# start of Records to use

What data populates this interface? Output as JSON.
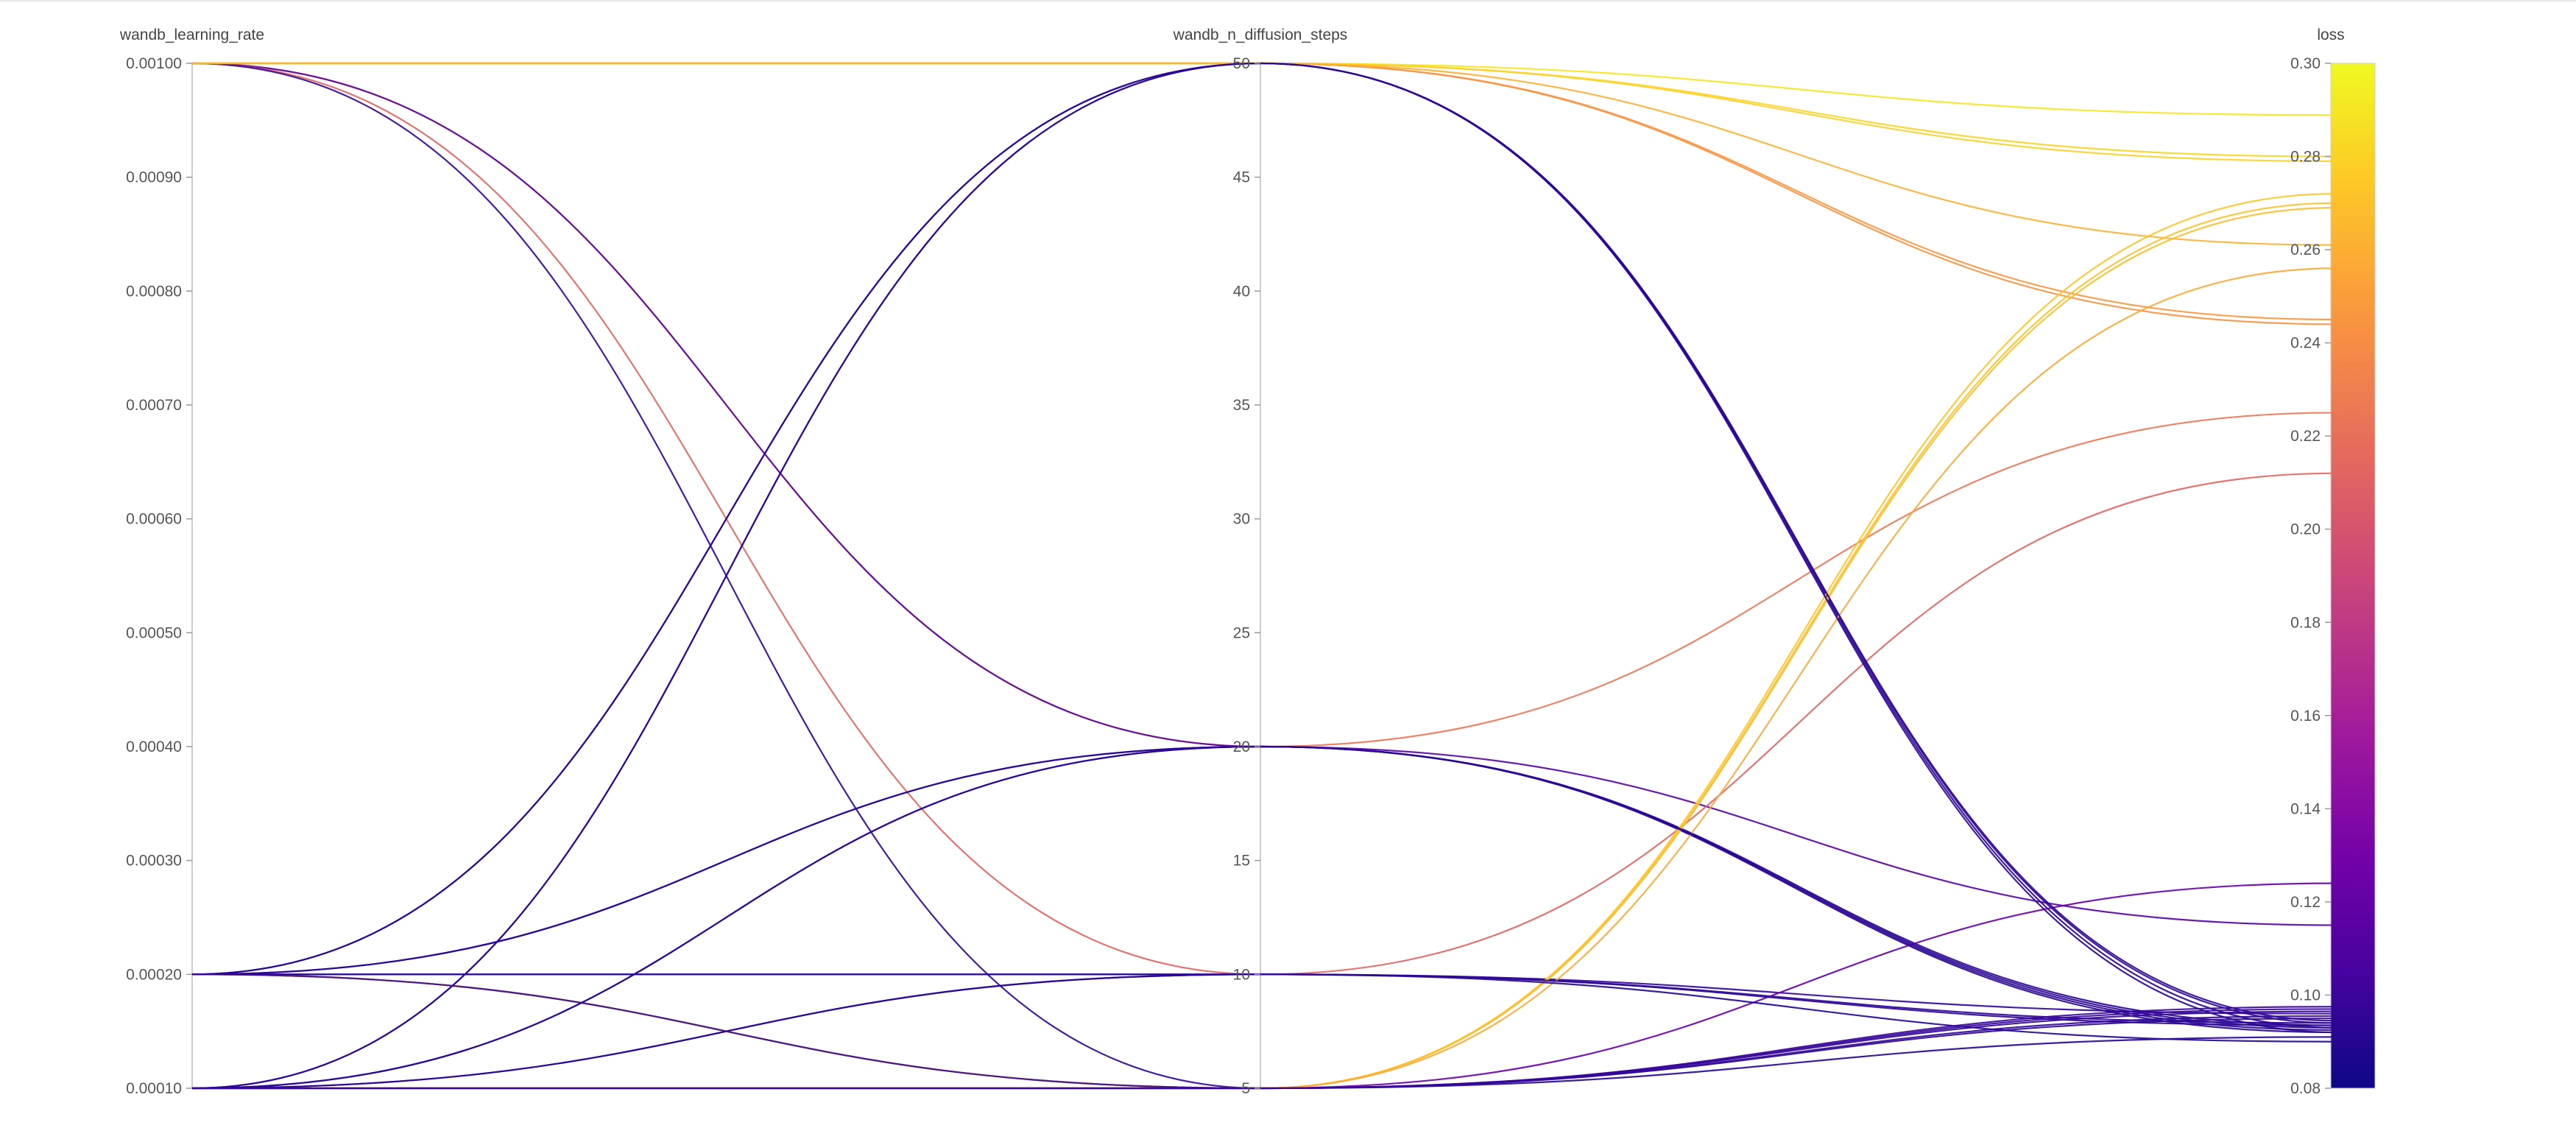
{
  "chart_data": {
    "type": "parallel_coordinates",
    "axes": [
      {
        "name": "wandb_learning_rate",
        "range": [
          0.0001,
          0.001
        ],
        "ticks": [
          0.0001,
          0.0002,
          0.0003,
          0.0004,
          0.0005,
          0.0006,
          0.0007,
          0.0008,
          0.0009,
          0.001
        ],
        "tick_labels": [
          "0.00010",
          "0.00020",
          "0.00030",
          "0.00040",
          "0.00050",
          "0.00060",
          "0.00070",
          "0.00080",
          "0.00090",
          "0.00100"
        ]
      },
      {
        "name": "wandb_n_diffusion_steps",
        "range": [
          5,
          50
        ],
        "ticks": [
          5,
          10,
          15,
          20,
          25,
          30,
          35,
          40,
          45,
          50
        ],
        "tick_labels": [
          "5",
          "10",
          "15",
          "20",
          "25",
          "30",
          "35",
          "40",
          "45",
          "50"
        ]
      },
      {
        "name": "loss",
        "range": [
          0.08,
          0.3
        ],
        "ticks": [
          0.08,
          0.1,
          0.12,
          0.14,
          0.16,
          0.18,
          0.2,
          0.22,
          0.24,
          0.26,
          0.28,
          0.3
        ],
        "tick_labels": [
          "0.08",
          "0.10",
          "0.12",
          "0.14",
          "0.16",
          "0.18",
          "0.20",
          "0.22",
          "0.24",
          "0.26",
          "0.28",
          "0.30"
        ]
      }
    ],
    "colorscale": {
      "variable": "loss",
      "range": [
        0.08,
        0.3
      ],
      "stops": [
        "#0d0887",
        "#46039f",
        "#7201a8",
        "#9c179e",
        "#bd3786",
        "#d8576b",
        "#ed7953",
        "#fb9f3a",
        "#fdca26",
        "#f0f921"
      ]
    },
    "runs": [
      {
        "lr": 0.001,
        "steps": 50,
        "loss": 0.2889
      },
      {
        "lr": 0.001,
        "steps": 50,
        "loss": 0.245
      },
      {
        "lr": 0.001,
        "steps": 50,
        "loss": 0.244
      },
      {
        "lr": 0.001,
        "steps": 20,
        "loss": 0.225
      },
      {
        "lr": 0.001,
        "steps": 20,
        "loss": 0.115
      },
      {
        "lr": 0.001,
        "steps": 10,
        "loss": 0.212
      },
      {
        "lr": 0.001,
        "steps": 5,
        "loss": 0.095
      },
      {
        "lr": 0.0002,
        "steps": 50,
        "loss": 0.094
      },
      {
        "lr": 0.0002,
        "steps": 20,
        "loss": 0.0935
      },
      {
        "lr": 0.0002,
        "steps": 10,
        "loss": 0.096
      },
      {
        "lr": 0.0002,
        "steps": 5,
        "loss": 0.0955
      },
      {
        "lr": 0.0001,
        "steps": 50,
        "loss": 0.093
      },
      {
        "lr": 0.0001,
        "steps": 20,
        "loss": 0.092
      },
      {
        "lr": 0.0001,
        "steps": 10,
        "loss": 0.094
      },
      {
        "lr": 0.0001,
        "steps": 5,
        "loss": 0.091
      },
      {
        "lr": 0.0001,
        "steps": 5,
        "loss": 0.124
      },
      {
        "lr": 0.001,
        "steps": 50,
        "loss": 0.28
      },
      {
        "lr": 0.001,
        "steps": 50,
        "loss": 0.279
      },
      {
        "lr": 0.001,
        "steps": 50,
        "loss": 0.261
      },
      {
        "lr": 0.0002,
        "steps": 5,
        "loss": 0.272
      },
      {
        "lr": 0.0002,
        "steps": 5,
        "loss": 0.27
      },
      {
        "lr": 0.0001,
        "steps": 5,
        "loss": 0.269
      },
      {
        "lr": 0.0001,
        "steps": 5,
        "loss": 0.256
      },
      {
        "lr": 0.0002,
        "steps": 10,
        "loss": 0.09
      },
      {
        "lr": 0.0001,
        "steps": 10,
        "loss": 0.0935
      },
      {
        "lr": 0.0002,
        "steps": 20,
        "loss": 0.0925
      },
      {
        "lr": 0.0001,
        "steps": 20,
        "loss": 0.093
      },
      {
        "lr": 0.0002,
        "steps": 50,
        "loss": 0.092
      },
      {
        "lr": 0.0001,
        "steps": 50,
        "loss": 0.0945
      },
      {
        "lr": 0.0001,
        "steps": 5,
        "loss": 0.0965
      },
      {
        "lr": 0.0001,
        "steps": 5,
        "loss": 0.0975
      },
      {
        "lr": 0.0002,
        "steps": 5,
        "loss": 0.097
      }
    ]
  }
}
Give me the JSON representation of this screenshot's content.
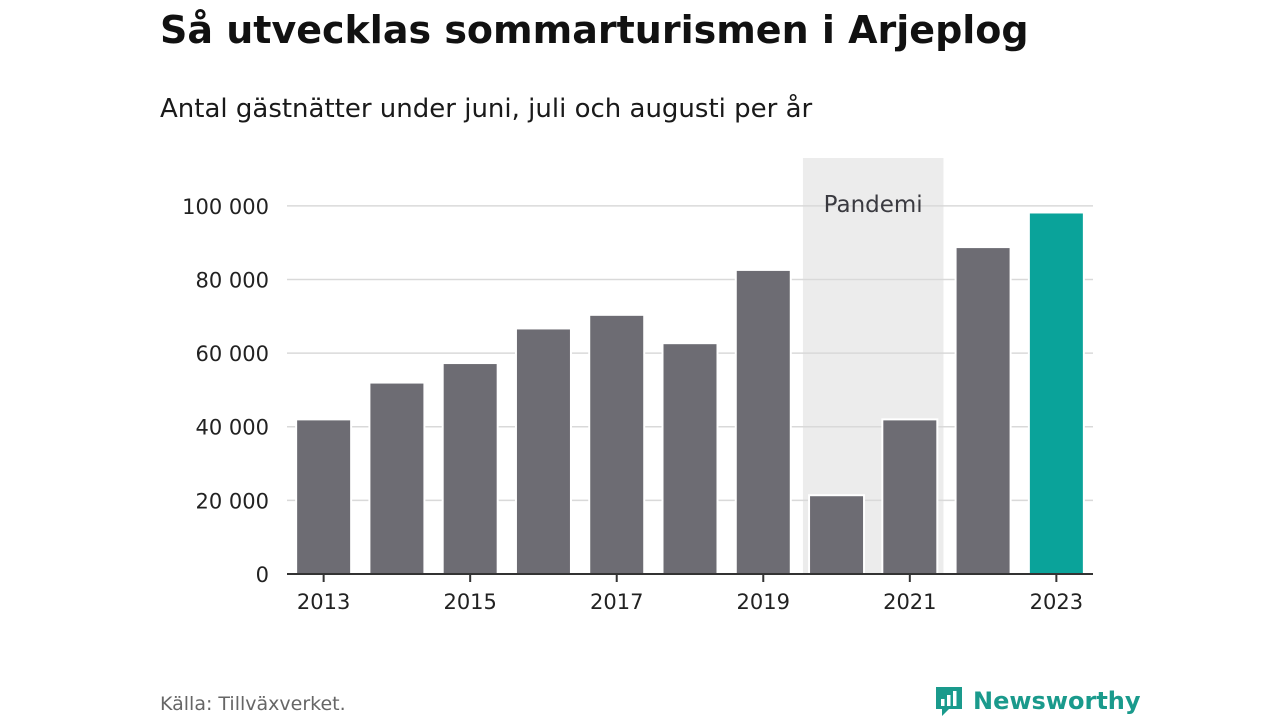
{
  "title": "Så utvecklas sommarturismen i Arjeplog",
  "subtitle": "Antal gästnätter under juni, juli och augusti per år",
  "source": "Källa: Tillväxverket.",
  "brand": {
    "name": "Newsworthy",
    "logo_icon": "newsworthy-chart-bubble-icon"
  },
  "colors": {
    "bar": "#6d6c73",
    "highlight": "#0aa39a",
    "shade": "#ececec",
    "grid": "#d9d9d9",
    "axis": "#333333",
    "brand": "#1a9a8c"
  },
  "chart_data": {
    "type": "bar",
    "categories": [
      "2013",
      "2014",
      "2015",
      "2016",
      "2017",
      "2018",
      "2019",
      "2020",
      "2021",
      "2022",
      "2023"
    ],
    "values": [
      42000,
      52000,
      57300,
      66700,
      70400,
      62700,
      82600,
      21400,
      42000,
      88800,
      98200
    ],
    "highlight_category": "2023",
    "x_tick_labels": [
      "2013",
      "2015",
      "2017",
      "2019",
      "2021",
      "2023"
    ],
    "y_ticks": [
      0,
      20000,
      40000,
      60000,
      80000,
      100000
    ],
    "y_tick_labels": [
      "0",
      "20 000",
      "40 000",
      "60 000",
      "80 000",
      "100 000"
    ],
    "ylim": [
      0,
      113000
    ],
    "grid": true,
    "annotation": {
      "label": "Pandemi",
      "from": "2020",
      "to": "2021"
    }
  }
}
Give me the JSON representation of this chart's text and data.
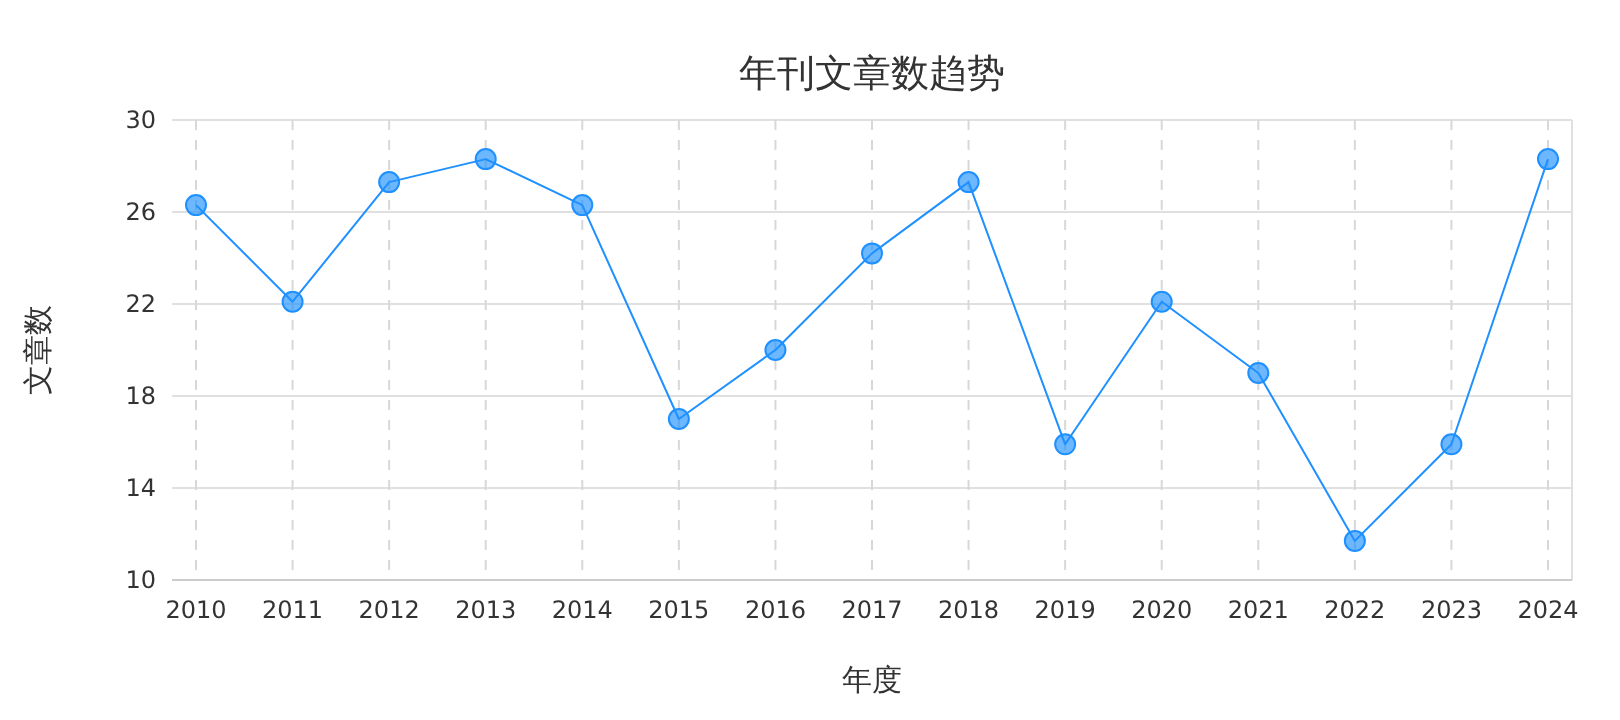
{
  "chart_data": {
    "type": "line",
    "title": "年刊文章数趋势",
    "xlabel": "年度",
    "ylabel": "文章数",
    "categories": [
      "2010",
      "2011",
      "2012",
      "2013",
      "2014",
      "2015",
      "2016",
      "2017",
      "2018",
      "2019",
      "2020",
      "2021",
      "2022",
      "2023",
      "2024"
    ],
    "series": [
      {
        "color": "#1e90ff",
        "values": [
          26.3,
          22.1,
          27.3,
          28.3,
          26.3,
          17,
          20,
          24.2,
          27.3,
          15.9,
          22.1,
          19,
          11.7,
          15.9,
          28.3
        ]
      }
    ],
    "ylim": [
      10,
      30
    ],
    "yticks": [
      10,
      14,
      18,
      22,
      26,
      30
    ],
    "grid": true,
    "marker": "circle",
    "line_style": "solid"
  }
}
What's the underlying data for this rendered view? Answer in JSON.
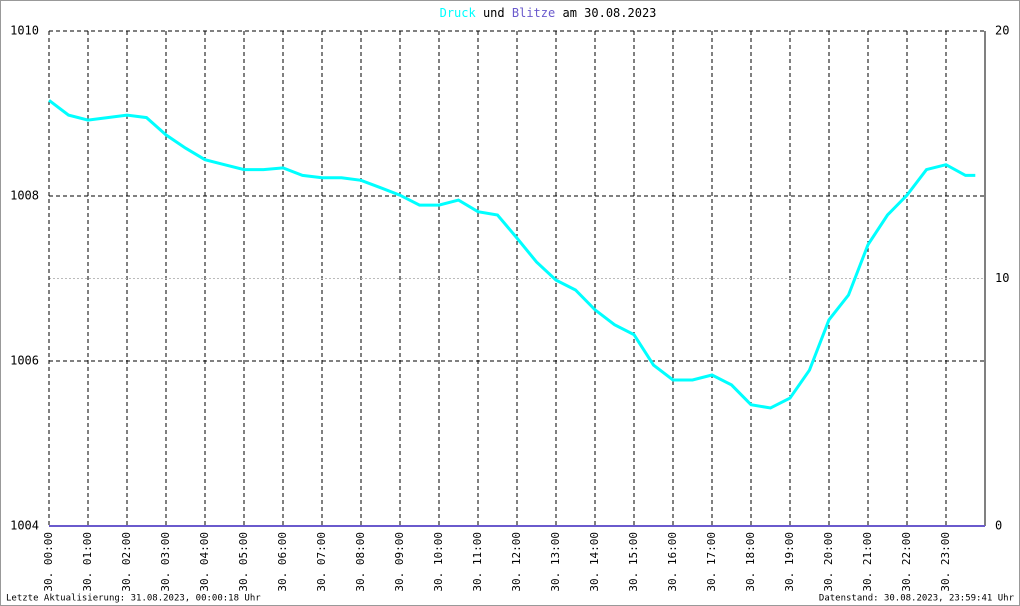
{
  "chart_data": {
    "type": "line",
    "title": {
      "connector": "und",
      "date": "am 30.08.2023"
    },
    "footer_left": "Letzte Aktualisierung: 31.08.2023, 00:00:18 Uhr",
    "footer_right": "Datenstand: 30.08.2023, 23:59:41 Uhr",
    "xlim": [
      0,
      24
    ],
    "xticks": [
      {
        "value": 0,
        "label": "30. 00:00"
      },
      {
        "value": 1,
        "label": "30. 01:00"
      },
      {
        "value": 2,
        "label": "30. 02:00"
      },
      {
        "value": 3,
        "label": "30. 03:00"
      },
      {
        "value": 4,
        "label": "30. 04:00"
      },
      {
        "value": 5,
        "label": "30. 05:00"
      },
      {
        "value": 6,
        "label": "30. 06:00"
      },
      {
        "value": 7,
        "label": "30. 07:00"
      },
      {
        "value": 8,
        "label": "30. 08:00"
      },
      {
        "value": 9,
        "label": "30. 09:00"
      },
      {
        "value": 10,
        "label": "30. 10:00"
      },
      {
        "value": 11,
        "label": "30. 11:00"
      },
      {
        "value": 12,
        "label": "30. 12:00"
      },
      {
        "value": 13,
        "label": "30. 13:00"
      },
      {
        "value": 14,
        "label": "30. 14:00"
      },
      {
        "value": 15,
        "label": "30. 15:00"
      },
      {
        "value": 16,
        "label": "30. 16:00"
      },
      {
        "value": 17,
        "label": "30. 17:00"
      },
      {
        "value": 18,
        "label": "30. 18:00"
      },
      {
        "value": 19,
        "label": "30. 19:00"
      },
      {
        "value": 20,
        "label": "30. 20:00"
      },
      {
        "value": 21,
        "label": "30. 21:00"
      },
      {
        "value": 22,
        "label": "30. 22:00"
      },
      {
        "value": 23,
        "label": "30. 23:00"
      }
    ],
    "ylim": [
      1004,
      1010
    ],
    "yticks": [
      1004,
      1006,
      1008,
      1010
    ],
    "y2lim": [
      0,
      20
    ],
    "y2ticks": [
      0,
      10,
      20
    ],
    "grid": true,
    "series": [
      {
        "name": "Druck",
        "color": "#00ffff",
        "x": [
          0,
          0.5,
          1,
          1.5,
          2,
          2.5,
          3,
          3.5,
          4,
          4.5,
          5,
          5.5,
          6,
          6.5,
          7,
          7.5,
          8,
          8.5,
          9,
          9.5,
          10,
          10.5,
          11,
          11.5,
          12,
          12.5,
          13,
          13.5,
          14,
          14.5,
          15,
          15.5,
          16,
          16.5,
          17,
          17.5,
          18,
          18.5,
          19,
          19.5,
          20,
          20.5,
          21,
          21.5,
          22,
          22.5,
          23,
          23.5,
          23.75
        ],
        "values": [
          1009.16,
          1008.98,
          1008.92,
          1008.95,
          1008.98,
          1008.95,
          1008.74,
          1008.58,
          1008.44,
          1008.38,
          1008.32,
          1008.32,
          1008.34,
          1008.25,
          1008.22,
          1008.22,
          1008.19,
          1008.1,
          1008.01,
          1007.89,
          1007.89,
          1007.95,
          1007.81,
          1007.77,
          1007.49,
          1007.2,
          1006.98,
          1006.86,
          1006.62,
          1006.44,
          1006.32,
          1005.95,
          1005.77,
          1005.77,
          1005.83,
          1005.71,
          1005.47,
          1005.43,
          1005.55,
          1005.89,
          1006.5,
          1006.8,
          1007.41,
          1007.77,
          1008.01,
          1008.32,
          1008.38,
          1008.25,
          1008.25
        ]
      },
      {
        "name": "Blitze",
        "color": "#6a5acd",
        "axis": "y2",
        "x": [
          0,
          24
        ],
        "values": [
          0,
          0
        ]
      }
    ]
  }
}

# end of Records to use

## Directions for this task
Copy out each line of the material that holds the word "Give".

## Problem solution
Give me the JSON representation of this screenshot's content.
Give me the JSON representation of this chart's text and data.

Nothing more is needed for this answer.